**What is expected**: From the listing below, extract every line containing "GEMINI".

**Dataset excerpts**:

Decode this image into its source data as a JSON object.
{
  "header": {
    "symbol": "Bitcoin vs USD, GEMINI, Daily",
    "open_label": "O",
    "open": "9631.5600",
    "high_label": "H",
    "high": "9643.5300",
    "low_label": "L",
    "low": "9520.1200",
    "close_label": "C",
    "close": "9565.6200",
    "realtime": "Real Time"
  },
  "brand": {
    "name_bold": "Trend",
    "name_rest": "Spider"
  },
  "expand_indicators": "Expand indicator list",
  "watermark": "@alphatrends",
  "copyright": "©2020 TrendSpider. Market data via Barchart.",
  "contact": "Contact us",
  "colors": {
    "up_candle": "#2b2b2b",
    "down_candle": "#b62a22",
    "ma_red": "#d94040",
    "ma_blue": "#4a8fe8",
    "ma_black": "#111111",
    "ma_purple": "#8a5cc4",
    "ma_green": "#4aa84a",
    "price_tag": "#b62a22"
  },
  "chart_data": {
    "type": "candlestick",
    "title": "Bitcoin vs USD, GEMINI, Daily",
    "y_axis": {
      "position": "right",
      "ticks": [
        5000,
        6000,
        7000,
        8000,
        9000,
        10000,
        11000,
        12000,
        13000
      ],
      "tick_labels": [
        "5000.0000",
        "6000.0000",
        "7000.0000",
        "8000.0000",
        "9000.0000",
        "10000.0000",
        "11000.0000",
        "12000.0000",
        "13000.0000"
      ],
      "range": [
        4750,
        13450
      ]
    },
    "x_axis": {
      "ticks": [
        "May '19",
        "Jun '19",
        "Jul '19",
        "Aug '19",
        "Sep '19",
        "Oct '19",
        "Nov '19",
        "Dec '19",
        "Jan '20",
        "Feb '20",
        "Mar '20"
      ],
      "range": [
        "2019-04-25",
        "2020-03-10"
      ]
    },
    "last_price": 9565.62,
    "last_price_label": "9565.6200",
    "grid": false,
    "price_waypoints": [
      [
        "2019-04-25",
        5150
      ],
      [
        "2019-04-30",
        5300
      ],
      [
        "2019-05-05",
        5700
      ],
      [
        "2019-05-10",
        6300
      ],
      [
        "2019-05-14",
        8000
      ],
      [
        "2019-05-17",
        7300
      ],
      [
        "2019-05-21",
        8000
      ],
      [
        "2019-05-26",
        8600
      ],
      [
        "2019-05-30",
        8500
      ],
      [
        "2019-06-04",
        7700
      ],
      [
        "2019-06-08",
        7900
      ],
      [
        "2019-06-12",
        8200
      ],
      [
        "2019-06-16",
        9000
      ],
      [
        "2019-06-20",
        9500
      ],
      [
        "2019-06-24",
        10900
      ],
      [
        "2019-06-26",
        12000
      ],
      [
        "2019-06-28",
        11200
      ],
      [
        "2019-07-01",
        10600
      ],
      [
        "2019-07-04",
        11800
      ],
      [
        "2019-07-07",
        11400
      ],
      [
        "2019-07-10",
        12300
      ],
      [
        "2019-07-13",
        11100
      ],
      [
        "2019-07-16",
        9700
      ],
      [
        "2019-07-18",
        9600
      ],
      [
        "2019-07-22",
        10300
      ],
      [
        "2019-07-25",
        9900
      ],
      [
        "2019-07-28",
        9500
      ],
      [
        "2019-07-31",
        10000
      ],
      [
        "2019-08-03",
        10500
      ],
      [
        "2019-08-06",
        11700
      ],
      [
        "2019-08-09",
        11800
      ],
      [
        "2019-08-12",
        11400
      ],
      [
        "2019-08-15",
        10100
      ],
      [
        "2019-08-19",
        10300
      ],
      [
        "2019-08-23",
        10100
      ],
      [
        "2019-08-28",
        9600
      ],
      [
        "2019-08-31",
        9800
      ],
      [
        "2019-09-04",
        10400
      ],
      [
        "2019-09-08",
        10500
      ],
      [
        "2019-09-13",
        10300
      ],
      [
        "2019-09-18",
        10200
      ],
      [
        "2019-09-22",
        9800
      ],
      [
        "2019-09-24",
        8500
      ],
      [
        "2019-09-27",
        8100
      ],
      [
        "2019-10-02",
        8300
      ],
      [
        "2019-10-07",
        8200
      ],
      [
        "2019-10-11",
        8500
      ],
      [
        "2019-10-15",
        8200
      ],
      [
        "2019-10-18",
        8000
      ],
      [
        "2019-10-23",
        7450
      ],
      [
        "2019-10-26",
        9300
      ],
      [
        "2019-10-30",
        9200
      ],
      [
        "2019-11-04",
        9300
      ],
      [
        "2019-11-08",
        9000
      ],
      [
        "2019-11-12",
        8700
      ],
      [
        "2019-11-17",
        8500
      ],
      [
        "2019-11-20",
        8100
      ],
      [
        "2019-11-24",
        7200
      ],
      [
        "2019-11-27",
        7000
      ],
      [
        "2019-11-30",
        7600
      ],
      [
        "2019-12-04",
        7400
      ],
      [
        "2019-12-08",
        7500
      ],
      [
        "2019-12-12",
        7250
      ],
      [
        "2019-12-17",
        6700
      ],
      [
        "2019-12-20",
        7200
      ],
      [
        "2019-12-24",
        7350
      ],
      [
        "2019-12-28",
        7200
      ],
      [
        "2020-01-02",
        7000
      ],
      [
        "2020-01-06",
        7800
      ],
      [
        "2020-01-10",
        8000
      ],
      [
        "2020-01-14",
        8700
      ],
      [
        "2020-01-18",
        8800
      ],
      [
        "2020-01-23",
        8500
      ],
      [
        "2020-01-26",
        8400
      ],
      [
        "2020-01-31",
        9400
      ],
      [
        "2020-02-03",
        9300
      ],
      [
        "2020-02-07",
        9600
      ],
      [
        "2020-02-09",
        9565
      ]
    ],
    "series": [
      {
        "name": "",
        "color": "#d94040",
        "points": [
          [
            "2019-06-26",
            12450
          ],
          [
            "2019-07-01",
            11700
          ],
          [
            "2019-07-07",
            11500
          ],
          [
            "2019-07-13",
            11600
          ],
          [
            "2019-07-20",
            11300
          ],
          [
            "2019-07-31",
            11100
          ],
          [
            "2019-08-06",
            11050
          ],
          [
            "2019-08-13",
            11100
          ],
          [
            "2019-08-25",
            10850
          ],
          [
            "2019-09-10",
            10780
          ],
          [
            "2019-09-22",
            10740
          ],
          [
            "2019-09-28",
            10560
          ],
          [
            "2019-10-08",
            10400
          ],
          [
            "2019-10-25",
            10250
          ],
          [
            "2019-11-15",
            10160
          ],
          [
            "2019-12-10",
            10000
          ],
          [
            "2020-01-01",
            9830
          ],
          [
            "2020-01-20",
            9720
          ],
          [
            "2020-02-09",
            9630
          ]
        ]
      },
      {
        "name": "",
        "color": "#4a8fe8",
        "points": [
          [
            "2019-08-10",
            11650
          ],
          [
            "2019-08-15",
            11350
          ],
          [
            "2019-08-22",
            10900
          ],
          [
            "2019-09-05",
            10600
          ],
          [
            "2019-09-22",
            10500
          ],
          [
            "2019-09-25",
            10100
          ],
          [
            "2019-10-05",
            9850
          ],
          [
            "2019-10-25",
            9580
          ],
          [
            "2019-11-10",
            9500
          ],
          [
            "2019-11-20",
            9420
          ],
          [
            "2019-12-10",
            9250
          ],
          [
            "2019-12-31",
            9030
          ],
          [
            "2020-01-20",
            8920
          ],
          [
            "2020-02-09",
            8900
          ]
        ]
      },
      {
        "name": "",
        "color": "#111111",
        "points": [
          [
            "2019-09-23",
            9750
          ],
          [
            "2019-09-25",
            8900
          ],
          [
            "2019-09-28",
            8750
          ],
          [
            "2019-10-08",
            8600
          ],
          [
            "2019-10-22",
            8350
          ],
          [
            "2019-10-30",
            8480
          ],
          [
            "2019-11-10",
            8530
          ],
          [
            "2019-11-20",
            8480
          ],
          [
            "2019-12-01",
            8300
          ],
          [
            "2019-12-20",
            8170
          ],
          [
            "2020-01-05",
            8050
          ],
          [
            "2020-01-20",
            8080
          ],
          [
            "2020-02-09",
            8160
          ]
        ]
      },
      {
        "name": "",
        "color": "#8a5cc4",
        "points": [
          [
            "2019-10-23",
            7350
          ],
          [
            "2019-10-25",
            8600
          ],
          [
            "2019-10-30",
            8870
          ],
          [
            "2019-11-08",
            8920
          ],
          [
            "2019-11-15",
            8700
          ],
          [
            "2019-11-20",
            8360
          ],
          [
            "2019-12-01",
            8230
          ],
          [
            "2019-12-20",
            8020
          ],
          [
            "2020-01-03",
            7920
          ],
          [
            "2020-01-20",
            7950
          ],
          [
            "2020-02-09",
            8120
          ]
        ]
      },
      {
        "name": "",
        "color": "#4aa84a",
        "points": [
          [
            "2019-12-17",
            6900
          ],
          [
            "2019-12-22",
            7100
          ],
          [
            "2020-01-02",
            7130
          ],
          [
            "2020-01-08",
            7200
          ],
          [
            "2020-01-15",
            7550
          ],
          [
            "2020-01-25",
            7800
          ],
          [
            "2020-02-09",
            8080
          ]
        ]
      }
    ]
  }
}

**Expected answer**:
    "symbol": "Bitcoin vs USD, GEMINI, Daily",
    "title": "Bitcoin vs USD, GEMINI, Daily",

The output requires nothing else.